*Short exercise*
All of the entries need to be written out again, exactly as they are.

*Dataset*
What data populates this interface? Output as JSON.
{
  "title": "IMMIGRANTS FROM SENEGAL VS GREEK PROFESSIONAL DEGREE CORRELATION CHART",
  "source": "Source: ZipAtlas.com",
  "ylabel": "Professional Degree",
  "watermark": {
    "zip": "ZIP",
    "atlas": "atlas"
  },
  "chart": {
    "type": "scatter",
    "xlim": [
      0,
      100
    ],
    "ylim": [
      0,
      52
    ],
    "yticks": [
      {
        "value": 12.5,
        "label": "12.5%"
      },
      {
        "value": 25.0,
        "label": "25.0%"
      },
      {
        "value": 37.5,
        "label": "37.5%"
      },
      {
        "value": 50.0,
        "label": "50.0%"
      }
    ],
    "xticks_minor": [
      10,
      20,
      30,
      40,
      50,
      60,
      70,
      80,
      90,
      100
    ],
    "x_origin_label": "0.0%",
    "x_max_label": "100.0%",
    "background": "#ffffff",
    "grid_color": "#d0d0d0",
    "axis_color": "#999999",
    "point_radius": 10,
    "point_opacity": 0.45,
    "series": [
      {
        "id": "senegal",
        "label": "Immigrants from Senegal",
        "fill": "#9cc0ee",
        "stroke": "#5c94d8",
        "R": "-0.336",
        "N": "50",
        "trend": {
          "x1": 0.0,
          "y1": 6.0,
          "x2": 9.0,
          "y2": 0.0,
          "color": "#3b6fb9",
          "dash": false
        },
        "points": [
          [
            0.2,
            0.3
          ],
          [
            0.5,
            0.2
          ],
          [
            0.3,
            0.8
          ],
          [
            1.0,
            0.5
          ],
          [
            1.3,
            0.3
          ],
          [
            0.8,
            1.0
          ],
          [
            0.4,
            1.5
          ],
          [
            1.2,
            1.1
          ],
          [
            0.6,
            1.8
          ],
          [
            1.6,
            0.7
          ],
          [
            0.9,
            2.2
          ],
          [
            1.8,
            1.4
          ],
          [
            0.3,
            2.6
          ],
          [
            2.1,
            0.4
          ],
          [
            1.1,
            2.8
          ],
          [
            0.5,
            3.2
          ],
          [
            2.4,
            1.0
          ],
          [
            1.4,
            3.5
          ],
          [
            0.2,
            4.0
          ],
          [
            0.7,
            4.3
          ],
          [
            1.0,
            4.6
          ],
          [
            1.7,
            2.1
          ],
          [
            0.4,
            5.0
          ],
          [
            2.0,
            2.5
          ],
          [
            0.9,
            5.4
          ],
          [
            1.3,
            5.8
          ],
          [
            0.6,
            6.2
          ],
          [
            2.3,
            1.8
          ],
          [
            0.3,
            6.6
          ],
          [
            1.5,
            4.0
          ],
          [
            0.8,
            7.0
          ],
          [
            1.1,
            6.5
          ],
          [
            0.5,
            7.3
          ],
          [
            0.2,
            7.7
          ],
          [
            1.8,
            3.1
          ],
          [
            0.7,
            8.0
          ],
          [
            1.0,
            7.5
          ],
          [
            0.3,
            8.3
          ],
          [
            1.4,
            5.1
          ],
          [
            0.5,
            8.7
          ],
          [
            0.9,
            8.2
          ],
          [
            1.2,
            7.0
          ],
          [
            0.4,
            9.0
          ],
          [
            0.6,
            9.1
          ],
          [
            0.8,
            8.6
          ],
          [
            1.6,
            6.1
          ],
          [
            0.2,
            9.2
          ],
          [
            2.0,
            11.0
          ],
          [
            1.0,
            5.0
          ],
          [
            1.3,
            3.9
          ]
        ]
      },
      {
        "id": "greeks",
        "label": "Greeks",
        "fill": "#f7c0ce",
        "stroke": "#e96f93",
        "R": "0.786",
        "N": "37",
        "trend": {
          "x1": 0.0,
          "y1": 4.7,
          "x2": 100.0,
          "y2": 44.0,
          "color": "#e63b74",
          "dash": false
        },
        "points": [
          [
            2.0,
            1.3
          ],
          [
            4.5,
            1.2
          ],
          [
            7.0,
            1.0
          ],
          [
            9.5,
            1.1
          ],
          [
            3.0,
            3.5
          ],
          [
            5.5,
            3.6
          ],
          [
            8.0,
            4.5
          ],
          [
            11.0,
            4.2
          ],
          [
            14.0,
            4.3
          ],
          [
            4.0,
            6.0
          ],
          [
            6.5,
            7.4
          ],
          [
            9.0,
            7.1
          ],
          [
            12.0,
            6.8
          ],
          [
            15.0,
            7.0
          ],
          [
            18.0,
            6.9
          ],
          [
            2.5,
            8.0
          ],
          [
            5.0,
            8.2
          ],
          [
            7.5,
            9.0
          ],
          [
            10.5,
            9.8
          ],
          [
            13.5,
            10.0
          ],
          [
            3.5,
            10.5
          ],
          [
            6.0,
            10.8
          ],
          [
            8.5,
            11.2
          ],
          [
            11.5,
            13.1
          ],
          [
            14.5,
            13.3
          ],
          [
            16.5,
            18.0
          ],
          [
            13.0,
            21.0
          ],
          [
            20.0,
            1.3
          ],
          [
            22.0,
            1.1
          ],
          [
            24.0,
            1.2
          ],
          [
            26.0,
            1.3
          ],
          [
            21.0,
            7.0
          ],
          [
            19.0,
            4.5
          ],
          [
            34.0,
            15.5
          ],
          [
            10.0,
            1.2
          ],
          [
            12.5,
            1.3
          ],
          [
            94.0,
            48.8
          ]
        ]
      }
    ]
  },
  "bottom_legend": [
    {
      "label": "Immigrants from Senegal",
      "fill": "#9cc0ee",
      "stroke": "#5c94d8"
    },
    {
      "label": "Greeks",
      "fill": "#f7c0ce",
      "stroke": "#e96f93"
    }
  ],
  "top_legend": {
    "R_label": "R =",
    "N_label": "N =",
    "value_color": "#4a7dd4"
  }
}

*Output*
What data populates this interface? Output as JSON.
{
  "title": "IMMIGRANTS FROM SENEGAL VS GREEK PROFESSIONAL DEGREE CORRELATION CHART",
  "source": "Source: ZipAtlas.com",
  "ylabel": "Professional Degree",
  "watermark": {
    "zip": "ZIP",
    "atlas": "atlas"
  },
  "chart": {
    "type": "scatter",
    "xlim": [
      0,
      100
    ],
    "ylim": [
      0,
      52
    ],
    "yticks": [
      {
        "value": 12.5,
        "label": "12.5%"
      },
      {
        "value": 25.0,
        "label": "25.0%"
      },
      {
        "value": 37.5,
        "label": "37.5%"
      },
      {
        "value": 50.0,
        "label": "50.0%"
      }
    ],
    "xticks_minor": [
      10,
      20,
      30,
      40,
      50,
      60,
      70,
      80,
      90,
      100
    ],
    "x_origin_label": "0.0%",
    "x_max_label": "100.0%",
    "background": "#ffffff",
    "grid_color": "#d0d0d0",
    "axis_color": "#999999",
    "point_radius": 10,
    "point_opacity": 0.45,
    "series": [
      {
        "id": "senegal",
        "label": "Immigrants from Senegal",
        "fill": "#9cc0ee",
        "stroke": "#5c94d8",
        "R": "-0.336",
        "N": "50",
        "trend": {
          "x1": 0.0,
          "y1": 6.0,
          "x2": 9.0,
          "y2": 0.0,
          "color": "#3b6fb9",
          "dash": false
        },
        "points": [
          [
            0.2,
            0.3
          ],
          [
            0.5,
            0.2
          ],
          [
            0.3,
            0.8
          ],
          [
            1.0,
            0.5
          ],
          [
            1.3,
            0.3
          ],
          [
            0.8,
            1.0
          ],
          [
            0.4,
            1.5
          ],
          [
            1.2,
            1.1
          ],
          [
            0.6,
            1.8
          ],
          [
            1.6,
            0.7
          ],
          [
            0.9,
            2.2
          ],
          [
            1.8,
            1.4
          ],
          [
            0.3,
            2.6
          ],
          [
            2.1,
            0.4
          ],
          [
            1.1,
            2.8
          ],
          [
            0.5,
            3.2
          ],
          [
            2.4,
            1.0
          ],
          [
            1.4,
            3.5
          ],
          [
            0.2,
            4.0
          ],
          [
            0.7,
            4.3
          ],
          [
            1.0,
            4.6
          ],
          [
            1.7,
            2.1
          ],
          [
            0.4,
            5.0
          ],
          [
            2.0,
            2.5
          ],
          [
            0.9,
            5.4
          ],
          [
            1.3,
            5.8
          ],
          [
            0.6,
            6.2
          ],
          [
            2.3,
            1.8
          ],
          [
            0.3,
            6.6
          ],
          [
            1.5,
            4.0
          ],
          [
            0.8,
            7.0
          ],
          [
            1.1,
            6.5
          ],
          [
            0.5,
            7.3
          ],
          [
            0.2,
            7.7
          ],
          [
            1.8,
            3.1
          ],
          [
            0.7,
            8.0
          ],
          [
            1.0,
            7.5
          ],
          [
            0.3,
            8.3
          ],
          [
            1.4,
            5.1
          ],
          [
            0.5,
            8.7
          ],
          [
            0.9,
            8.2
          ],
          [
            1.2,
            7.0
          ],
          [
            0.4,
            9.0
          ],
          [
            0.6,
            9.1
          ],
          [
            0.8,
            8.6
          ],
          [
            1.6,
            6.1
          ],
          [
            0.2,
            9.2
          ],
          [
            2.0,
            11.0
          ],
          [
            1.0,
            5.0
          ],
          [
            1.3,
            3.9
          ]
        ]
      },
      {
        "id": "greeks",
        "label": "Greeks",
        "fill": "#f7c0ce",
        "stroke": "#e96f93",
        "R": "0.786",
        "N": "37",
        "trend": {
          "x1": 0.0,
          "y1": 4.7,
          "x2": 100.0,
          "y2": 44.0,
          "color": "#e63b74",
          "dash": false
        },
        "points": [
          [
            2.0,
            1.3
          ],
          [
            4.5,
            1.2
          ],
          [
            7.0,
            1.0
          ],
          [
            9.5,
            1.1
          ],
          [
            3.0,
            3.5
          ],
          [
            5.5,
            3.6
          ],
          [
            8.0,
            4.5
          ],
          [
            11.0,
            4.2
          ],
          [
            14.0,
            4.3
          ],
          [
            4.0,
            6.0
          ],
          [
            6.5,
            7.4
          ],
          [
            9.0,
            7.1
          ],
          [
            12.0,
            6.8
          ],
          [
            15.0,
            7.0
          ],
          [
            18.0,
            6.9
          ],
          [
            2.5,
            8.0
          ],
          [
            5.0,
            8.2
          ],
          [
            7.5,
            9.0
          ],
          [
            10.5,
            9.8
          ],
          [
            13.5,
            10.0
          ],
          [
            3.5,
            10.5
          ],
          [
            6.0,
            10.8
          ],
          [
            8.5,
            11.2
          ],
          [
            11.5,
            13.1
          ],
          [
            14.5,
            13.3
          ],
          [
            16.5,
            18.0
          ],
          [
            13.0,
            21.0
          ],
          [
            20.0,
            1.3
          ],
          [
            22.0,
            1.1
          ],
          [
            24.0,
            1.2
          ],
          [
            26.0,
            1.3
          ],
          [
            21.0,
            7.0
          ],
          [
            19.0,
            4.5
          ],
          [
            34.0,
            15.5
          ],
          [
            10.0,
            1.2
          ],
          [
            12.5,
            1.3
          ],
          [
            94.0,
            48.8
          ]
        ]
      }
    ]
  },
  "bottom_legend": [
    {
      "label": "Immigrants from Senegal",
      "fill": "#9cc0ee",
      "stroke": "#5c94d8"
    },
    {
      "label": "Greeks",
      "fill": "#f7c0ce",
      "stroke": "#e96f93"
    }
  ],
  "top_legend": {
    "R_label": "R =",
    "N_label": "N =",
    "value_color": "#4a7dd4"
  }
}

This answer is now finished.